• [TASK DIRECTIONS]:
Count how many lines below contain the word "ترجمته", then give that number alone.

• [STORED DATA]:

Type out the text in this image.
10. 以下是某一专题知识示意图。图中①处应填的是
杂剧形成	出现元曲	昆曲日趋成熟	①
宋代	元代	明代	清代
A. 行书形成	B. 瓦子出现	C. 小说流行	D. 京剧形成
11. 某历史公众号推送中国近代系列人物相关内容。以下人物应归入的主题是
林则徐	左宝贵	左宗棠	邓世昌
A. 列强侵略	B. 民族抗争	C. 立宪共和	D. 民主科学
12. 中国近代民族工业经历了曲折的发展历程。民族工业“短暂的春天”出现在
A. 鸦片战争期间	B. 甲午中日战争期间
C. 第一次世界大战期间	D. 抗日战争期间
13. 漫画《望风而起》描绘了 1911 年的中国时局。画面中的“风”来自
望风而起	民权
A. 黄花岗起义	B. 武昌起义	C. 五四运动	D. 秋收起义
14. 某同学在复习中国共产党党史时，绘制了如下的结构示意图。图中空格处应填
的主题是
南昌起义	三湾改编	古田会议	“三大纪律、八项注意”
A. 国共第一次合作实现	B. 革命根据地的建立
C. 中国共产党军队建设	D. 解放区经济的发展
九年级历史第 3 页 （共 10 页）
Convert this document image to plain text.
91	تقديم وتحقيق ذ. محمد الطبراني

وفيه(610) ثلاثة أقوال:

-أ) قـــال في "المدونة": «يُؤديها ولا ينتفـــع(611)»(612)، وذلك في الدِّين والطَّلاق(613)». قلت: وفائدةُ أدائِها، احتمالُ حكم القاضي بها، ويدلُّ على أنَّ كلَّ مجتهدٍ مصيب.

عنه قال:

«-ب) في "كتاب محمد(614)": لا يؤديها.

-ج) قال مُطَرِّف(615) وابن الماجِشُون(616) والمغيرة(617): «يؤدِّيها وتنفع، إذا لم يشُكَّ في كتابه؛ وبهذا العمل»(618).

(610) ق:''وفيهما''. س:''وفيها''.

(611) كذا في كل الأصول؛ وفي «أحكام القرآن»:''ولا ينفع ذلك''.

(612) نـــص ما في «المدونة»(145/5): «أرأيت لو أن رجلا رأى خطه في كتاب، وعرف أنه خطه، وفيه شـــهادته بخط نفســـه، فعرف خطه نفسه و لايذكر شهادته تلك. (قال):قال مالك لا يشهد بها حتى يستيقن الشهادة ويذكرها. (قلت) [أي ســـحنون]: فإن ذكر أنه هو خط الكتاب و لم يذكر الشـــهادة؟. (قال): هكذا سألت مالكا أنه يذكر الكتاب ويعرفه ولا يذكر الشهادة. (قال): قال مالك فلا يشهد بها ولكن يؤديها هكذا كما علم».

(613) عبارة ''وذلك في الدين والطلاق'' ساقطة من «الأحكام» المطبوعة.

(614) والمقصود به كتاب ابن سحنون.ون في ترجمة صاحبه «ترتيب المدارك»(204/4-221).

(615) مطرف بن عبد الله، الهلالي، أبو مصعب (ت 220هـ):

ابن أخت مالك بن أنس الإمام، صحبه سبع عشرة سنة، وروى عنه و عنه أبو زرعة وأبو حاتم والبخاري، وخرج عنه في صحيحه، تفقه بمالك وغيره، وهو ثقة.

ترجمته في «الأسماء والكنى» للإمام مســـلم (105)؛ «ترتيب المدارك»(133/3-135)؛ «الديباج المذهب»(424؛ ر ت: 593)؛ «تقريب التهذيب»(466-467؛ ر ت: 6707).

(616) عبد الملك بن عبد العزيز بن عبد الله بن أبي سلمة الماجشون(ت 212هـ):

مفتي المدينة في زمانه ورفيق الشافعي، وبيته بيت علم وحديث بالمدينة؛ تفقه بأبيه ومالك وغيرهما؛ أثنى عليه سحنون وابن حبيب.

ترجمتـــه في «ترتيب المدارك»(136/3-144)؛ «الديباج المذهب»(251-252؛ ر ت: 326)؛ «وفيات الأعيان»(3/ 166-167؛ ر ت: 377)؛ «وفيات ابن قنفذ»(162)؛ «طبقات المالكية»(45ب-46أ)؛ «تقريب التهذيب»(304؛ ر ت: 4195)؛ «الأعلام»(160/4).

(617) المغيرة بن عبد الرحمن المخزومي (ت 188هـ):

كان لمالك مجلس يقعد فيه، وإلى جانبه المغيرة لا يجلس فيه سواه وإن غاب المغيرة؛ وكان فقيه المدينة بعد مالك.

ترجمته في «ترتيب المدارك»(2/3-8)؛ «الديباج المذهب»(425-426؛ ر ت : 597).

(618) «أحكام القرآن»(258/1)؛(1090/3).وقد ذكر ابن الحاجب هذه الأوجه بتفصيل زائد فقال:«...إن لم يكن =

• [WORKED SOLUTION]:
2